[Stored records]

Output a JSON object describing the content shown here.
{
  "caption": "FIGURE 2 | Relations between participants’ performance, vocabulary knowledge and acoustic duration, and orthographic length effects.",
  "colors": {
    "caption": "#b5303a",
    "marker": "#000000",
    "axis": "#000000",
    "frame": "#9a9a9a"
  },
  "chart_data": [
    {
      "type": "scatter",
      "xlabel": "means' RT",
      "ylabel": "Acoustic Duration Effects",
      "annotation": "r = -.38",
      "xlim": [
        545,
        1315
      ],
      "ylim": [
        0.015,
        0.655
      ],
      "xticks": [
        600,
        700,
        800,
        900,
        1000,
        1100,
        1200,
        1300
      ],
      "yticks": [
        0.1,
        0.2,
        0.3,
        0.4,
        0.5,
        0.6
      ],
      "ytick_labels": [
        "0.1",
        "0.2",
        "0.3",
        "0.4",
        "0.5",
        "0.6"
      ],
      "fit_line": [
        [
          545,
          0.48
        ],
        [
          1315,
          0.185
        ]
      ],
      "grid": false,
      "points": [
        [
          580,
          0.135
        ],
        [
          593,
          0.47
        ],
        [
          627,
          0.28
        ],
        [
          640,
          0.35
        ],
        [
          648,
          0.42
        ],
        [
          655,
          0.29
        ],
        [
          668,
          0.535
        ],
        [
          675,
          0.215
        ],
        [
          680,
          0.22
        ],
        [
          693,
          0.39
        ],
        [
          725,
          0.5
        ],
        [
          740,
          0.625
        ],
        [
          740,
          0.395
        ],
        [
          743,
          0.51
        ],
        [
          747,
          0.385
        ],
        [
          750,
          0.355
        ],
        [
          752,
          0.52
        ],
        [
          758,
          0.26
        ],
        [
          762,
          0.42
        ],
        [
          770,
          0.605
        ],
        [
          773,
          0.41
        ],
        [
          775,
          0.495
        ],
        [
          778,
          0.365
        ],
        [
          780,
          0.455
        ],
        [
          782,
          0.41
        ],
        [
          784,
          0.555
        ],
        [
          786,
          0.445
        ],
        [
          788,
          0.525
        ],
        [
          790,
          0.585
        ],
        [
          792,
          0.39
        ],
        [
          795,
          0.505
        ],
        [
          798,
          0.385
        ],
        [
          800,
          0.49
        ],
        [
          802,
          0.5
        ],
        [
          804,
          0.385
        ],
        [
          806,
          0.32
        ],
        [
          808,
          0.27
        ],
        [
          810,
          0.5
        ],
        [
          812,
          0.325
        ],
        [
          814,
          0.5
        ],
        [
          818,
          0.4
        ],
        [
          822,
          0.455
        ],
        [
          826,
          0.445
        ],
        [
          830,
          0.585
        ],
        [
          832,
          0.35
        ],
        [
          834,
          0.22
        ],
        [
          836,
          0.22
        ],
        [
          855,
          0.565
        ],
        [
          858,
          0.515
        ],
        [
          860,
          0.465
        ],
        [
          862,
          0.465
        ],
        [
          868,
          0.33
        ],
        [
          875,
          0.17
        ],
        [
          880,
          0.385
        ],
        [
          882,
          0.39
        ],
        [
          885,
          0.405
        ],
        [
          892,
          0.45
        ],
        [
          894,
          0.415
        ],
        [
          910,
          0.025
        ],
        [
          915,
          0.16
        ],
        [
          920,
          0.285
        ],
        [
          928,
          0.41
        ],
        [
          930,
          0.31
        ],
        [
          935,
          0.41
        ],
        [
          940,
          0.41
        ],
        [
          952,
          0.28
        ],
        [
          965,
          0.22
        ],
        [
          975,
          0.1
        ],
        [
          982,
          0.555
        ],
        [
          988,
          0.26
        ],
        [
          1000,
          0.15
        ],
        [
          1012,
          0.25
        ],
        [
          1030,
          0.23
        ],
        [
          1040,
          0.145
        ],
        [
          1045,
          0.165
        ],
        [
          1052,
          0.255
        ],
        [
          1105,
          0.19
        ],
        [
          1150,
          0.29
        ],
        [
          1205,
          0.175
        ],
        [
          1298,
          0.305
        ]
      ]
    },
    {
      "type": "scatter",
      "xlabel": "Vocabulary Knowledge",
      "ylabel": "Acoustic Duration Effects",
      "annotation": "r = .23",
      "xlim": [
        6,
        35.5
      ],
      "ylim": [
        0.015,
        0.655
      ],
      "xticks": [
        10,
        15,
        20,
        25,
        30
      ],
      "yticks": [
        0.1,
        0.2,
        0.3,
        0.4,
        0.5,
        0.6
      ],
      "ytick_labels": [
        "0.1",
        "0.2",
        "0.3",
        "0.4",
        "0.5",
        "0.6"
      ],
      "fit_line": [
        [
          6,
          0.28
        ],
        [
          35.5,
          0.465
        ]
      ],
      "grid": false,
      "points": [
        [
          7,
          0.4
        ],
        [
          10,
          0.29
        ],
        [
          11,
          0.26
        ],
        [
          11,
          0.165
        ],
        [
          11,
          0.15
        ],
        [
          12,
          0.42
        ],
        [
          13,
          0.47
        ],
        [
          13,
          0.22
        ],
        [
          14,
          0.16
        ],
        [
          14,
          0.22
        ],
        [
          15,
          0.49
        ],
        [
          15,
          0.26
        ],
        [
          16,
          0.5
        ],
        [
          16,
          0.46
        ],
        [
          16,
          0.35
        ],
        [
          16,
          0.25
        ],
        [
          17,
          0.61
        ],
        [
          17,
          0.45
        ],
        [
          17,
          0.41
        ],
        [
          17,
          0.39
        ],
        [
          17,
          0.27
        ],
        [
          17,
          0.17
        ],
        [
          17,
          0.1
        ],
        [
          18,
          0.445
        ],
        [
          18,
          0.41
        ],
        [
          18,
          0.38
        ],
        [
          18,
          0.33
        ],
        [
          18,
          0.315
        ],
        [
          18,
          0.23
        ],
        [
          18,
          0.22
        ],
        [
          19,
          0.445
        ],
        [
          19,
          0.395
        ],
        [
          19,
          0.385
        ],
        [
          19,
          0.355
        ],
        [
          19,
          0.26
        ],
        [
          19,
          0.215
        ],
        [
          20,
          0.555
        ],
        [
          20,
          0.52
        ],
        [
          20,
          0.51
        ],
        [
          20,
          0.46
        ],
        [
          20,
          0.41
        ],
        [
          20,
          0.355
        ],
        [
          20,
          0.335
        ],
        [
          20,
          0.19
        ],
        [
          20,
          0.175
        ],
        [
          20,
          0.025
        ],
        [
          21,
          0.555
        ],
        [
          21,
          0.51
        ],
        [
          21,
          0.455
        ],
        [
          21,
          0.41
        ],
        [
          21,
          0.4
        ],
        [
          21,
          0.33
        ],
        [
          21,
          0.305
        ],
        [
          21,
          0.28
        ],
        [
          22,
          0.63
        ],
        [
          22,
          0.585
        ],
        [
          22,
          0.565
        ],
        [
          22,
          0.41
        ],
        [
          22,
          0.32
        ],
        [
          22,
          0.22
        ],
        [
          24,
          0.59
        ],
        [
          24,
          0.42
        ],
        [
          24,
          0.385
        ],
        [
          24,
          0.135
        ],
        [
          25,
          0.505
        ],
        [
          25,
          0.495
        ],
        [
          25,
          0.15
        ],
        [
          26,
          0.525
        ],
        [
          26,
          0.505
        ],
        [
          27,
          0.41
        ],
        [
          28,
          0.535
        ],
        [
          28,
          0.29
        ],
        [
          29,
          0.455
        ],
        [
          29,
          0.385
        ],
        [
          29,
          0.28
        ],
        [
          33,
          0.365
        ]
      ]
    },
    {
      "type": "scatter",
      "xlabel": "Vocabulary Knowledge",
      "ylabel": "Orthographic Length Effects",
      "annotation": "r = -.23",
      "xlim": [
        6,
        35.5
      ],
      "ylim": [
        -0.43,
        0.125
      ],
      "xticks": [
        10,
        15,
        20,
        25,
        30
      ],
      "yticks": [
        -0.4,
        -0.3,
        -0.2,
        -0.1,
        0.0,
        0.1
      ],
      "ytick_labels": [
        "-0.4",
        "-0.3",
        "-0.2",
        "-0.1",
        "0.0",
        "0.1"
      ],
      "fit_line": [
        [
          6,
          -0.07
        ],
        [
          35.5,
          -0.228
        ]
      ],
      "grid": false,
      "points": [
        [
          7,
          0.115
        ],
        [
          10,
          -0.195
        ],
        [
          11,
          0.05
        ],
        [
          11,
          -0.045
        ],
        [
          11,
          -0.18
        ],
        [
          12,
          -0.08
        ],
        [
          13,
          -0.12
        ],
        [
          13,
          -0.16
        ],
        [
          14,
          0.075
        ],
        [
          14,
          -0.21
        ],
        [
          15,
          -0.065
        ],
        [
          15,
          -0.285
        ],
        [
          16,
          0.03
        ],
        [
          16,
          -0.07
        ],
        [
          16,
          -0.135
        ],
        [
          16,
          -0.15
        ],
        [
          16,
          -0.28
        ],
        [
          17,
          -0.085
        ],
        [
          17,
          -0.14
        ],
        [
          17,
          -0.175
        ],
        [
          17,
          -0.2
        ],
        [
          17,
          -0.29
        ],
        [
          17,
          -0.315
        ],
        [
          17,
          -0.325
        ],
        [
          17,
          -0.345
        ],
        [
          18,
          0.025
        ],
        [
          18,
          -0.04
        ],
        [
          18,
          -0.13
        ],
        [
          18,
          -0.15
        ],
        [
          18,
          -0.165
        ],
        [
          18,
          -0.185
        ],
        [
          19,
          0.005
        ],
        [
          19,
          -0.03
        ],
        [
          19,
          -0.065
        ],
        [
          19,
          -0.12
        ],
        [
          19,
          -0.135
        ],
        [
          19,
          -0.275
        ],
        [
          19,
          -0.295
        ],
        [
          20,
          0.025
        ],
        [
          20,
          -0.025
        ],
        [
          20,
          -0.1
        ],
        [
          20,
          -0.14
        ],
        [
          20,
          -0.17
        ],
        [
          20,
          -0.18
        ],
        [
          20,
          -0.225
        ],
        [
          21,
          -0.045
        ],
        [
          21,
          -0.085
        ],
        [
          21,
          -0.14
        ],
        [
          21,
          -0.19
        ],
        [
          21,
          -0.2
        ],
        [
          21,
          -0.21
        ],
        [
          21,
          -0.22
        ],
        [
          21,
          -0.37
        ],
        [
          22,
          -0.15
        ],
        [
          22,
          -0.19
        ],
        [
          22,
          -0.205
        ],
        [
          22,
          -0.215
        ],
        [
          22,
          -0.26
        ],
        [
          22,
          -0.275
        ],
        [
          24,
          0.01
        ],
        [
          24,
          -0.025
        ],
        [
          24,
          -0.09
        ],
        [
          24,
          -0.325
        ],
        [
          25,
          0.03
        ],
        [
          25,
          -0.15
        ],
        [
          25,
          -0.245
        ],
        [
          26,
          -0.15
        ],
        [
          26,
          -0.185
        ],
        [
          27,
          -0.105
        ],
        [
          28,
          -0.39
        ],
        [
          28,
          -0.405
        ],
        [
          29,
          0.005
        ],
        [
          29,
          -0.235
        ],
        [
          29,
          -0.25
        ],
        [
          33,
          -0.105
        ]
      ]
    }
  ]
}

What you need to do | Every line containing the string "caption" must be listed.

Final result |
  "caption": "FIGURE 2 | Relations between participants’ performance, vocabulary knowledge and acoustic duration, and orthographic length effects.",
    "caption": "#b5303a",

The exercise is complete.